▸ **Data extract**
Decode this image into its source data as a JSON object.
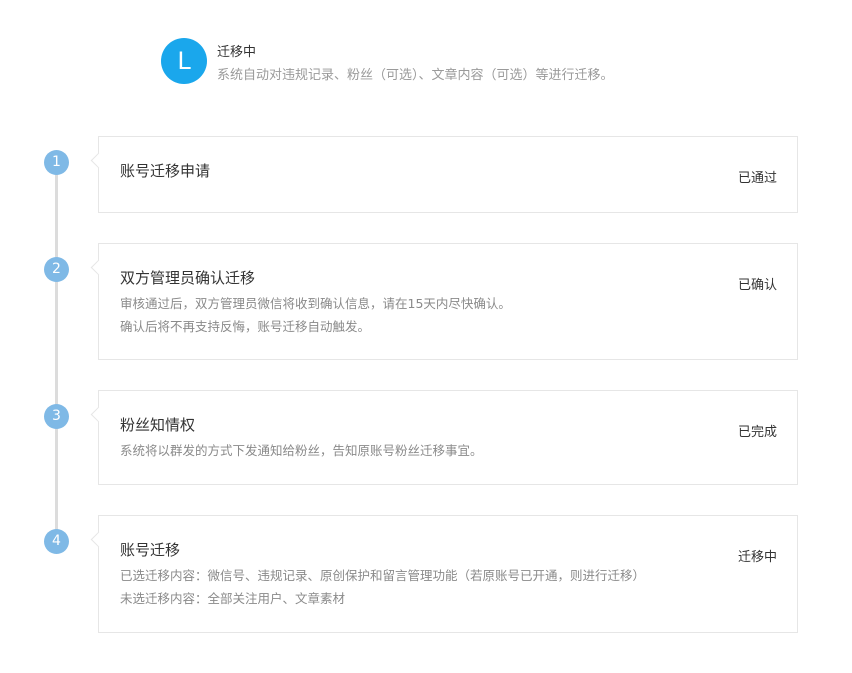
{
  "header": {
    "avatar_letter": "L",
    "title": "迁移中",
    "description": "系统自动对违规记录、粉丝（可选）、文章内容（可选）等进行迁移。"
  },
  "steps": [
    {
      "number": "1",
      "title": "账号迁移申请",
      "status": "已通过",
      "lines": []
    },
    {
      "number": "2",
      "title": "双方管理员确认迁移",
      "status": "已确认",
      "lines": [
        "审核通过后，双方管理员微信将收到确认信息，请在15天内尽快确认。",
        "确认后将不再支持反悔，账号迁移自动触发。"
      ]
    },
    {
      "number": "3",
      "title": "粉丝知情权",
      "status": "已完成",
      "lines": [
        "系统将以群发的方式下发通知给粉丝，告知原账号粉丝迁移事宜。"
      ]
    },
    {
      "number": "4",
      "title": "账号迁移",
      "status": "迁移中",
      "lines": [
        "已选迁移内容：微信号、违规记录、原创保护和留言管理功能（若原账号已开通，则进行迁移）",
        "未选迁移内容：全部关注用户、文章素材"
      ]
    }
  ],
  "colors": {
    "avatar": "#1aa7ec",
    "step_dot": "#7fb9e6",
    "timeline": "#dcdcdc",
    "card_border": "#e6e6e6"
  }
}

* * *

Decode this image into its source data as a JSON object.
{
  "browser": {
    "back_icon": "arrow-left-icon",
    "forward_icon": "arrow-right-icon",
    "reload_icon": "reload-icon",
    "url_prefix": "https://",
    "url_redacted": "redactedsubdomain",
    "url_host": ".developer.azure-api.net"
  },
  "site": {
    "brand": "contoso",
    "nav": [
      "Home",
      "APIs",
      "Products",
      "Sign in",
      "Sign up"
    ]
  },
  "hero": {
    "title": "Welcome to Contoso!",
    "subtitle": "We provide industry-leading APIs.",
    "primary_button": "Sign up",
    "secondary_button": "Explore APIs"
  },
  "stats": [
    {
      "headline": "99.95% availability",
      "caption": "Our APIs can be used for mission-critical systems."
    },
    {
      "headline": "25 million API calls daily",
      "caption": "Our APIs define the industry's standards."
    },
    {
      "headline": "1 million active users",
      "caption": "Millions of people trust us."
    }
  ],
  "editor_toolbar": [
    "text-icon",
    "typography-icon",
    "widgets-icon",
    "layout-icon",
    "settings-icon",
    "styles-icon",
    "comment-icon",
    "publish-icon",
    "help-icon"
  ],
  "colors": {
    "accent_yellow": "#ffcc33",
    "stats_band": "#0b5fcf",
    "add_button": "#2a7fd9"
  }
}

▸ **What is expected**
How many of the lines above include the string "status"? Answer with the number only.

▸ **Result below**
4